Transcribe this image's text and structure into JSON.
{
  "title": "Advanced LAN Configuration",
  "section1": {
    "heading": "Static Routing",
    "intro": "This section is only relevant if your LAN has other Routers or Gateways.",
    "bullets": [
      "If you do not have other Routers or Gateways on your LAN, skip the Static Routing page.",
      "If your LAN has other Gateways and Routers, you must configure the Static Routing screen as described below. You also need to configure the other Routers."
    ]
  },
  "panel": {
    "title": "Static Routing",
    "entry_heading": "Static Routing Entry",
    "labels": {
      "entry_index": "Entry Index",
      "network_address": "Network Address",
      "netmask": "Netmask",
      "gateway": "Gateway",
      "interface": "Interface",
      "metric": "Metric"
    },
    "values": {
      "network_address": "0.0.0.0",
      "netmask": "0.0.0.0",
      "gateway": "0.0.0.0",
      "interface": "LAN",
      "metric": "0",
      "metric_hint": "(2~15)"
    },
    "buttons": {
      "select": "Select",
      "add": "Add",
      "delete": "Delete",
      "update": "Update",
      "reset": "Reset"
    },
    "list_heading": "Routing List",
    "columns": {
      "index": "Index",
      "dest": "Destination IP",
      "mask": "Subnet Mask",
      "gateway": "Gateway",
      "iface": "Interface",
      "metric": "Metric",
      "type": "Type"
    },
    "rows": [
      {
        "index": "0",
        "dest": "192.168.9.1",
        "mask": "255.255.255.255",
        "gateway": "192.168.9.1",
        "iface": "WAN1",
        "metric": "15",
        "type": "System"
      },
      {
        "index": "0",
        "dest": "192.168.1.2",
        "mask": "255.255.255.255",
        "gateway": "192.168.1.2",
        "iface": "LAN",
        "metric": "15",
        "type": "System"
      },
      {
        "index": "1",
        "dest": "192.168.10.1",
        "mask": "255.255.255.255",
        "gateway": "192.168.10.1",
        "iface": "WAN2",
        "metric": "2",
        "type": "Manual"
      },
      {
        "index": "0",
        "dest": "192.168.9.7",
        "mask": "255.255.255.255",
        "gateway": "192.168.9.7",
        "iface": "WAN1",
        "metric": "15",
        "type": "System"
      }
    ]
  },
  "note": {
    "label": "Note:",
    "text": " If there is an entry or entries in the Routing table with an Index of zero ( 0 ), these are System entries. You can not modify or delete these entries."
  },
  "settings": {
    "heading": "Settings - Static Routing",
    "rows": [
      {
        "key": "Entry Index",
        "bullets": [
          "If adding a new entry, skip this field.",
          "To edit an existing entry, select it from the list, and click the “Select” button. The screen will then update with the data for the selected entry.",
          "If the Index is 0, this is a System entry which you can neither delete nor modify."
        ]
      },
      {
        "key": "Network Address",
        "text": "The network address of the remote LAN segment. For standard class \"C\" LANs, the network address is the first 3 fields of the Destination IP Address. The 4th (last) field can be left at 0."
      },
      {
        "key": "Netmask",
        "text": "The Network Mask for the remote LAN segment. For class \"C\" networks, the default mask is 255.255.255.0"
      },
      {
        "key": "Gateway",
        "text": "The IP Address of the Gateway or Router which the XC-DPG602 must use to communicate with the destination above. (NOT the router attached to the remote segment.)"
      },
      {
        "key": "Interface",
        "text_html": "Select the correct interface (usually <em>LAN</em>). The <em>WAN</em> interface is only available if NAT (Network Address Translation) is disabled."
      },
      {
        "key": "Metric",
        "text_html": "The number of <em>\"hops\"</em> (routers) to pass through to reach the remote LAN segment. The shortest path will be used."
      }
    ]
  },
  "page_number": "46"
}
--------------------------------------------------
→ **Given request**:
Wherever the string "Select" appears in the entries above, list that line.

→ **Solution**:
      "select": "Select",
          "To edit an existing entry, select it from the list, and click the “Select” button. The screen will then update with the data for the selected entry.",
        "text_html": "Select the correct interface (usually <em>LAN</em>). The <em>WAN</em> interface is only available if NAT (Network Address Translation) is disabled."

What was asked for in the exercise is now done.